===== INPUT ROWS

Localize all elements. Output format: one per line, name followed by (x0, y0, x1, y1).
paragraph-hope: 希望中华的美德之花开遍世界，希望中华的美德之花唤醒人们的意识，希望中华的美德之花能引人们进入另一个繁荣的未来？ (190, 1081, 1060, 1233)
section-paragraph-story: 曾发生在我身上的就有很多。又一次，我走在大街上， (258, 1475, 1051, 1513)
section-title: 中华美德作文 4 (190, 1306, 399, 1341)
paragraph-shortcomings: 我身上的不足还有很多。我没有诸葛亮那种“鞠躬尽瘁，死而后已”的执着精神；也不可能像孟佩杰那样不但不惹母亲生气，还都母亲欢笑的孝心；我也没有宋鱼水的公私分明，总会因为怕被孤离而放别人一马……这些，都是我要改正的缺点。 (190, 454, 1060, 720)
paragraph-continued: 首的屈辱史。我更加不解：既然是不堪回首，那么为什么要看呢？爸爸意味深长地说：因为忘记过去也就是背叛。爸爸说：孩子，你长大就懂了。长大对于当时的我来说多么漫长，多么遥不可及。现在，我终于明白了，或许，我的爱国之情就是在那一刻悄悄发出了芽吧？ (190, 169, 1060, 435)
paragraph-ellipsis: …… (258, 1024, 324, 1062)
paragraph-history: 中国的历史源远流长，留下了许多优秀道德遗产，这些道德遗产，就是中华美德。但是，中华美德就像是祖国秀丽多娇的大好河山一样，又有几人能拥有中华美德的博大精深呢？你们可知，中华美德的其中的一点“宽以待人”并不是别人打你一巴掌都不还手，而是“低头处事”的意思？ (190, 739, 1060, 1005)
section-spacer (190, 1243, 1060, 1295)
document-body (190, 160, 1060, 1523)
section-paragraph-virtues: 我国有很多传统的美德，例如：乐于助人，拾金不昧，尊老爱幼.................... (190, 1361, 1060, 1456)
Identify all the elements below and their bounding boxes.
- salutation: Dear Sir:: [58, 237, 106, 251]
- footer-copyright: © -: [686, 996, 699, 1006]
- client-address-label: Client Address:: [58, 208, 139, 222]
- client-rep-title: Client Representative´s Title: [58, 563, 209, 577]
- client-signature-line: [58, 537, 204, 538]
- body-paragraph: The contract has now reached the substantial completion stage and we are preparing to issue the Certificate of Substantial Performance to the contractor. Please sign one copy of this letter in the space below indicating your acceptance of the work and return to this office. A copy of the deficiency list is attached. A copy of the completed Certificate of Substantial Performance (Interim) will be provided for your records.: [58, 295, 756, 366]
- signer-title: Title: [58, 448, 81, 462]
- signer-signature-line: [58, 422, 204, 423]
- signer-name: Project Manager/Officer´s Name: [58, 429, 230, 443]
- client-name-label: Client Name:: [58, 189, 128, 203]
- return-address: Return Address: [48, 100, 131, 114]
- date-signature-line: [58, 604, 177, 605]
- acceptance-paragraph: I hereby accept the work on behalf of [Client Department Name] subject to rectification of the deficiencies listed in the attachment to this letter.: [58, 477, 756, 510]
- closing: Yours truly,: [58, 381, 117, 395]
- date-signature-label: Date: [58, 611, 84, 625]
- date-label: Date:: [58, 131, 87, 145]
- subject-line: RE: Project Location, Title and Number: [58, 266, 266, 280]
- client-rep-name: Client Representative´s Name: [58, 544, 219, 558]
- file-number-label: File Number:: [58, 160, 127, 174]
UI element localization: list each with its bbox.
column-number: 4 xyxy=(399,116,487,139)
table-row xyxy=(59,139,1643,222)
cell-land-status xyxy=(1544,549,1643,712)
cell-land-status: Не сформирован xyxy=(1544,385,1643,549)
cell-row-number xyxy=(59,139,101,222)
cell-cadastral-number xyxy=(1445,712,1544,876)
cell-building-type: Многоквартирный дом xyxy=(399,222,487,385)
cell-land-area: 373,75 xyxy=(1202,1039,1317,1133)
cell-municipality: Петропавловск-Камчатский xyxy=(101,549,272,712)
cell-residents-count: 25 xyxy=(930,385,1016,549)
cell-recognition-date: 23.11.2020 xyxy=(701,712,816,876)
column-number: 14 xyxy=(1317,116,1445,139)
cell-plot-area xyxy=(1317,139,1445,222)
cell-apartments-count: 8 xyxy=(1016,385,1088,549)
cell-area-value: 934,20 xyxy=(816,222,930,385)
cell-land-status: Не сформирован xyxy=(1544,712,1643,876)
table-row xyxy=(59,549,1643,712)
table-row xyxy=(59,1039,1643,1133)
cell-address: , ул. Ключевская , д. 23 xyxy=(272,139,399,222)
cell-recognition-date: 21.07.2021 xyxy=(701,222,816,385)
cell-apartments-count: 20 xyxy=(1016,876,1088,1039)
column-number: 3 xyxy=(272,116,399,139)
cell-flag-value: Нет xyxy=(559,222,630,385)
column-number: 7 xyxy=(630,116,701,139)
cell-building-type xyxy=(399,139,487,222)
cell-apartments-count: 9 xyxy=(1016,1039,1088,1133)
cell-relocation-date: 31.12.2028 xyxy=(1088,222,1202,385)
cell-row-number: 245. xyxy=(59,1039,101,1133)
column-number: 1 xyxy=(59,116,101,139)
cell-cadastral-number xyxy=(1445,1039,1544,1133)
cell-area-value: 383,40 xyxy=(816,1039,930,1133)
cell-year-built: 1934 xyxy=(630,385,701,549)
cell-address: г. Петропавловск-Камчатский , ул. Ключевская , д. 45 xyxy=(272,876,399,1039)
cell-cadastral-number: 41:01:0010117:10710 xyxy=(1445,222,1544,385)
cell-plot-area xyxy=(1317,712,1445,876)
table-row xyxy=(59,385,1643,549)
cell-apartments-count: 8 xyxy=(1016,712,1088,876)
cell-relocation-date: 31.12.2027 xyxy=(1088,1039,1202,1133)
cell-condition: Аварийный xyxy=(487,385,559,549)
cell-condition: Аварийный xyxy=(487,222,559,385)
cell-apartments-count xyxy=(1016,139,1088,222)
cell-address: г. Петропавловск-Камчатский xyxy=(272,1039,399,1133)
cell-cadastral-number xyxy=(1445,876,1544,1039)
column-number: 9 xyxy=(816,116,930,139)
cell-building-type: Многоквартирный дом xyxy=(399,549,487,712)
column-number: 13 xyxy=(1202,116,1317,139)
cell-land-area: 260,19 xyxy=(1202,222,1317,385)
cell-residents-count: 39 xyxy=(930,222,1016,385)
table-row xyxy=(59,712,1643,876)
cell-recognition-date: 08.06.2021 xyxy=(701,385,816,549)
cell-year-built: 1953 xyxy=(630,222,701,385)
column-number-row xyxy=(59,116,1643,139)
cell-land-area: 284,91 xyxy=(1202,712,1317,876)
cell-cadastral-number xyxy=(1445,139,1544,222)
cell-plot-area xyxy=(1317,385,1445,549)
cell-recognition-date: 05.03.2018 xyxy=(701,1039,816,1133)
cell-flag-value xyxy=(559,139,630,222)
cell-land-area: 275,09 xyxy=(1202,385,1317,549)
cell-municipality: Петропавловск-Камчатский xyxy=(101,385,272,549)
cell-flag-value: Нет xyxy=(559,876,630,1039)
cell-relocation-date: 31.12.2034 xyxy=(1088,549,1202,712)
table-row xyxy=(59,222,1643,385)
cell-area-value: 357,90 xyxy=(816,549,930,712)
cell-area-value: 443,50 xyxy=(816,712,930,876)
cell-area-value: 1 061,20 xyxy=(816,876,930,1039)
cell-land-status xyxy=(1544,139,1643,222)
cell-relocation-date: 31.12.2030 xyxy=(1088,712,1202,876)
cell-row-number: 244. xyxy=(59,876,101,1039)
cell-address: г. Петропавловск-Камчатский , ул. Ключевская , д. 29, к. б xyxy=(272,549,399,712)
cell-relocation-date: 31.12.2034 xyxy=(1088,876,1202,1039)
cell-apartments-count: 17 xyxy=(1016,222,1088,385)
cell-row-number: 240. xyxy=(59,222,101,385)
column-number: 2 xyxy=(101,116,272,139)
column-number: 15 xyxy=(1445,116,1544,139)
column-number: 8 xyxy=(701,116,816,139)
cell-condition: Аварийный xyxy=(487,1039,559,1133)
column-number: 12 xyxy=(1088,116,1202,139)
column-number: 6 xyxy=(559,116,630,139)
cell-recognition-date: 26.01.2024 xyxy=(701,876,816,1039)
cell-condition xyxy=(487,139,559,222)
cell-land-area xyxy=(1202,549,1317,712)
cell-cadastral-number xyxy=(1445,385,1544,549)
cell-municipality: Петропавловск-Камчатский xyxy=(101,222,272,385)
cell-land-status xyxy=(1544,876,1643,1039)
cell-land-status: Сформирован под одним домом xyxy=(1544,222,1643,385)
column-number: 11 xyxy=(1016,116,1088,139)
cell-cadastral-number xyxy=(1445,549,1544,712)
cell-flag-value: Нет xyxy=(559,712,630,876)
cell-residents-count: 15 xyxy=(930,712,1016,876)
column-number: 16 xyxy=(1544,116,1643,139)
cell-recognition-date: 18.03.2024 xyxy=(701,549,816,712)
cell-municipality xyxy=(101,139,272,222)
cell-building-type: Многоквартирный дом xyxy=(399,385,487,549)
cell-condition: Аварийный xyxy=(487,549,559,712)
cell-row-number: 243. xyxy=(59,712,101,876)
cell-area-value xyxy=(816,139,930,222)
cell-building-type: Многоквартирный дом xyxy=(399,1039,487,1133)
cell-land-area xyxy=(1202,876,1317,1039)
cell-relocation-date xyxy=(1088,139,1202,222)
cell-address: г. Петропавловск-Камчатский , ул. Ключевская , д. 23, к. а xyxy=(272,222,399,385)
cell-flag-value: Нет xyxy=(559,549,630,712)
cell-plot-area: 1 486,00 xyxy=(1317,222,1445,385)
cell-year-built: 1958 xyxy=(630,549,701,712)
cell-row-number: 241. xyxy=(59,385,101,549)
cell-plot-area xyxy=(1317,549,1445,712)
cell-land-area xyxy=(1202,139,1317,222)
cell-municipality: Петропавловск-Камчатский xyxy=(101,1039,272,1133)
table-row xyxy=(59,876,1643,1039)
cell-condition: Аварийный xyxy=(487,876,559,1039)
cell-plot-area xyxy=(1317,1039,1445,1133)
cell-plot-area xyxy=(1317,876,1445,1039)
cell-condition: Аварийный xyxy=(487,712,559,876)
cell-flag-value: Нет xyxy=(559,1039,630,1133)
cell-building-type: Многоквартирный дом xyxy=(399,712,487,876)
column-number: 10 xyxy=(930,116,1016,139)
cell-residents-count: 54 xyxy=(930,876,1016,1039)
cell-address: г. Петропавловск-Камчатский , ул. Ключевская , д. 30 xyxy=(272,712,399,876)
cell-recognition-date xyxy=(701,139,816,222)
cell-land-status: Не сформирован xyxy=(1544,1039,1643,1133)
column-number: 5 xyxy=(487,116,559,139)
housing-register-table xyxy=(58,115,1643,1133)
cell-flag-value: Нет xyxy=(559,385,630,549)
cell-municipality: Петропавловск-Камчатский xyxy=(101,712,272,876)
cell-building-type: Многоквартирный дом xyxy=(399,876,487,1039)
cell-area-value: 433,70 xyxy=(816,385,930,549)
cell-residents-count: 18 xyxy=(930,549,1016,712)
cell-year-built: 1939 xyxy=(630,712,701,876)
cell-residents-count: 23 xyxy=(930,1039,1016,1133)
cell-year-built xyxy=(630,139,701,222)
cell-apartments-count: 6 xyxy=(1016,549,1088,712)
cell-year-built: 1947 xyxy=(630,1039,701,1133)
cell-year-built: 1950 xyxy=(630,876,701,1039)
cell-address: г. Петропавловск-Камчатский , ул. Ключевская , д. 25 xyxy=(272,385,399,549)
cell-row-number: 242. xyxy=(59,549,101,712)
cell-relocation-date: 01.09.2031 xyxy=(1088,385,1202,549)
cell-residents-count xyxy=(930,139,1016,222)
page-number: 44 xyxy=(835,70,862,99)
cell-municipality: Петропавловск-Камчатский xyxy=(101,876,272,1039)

==========

» **GOAL**
Render the rows above as a JSON list of strings, one string per line with blank lines omitted, starting with the first line of the rows and going on through the line containing "section-title: 中华美德作文 4", both included.

» **COMPLETE ANSWER**
[
  "Localize all elements. Output format: one per line, name followed by (x0, y0, x1, y1).",
  "paragraph-hope: 希望中华的美德之花开遍世界，希望中华的美德之花唤醒人们的意识，希望中华的美德之花能引人们进入另一个繁荣的未来？ (190, 1081, 1060, 1233)",
  "section-paragraph-story: 曾发生在我身上的就有很多。又一次，我走在大街上， (258, 1475, 1051, 1513)",
  "section-title: 中华美德作文 4 (190, 1306, 399, 1341)"
]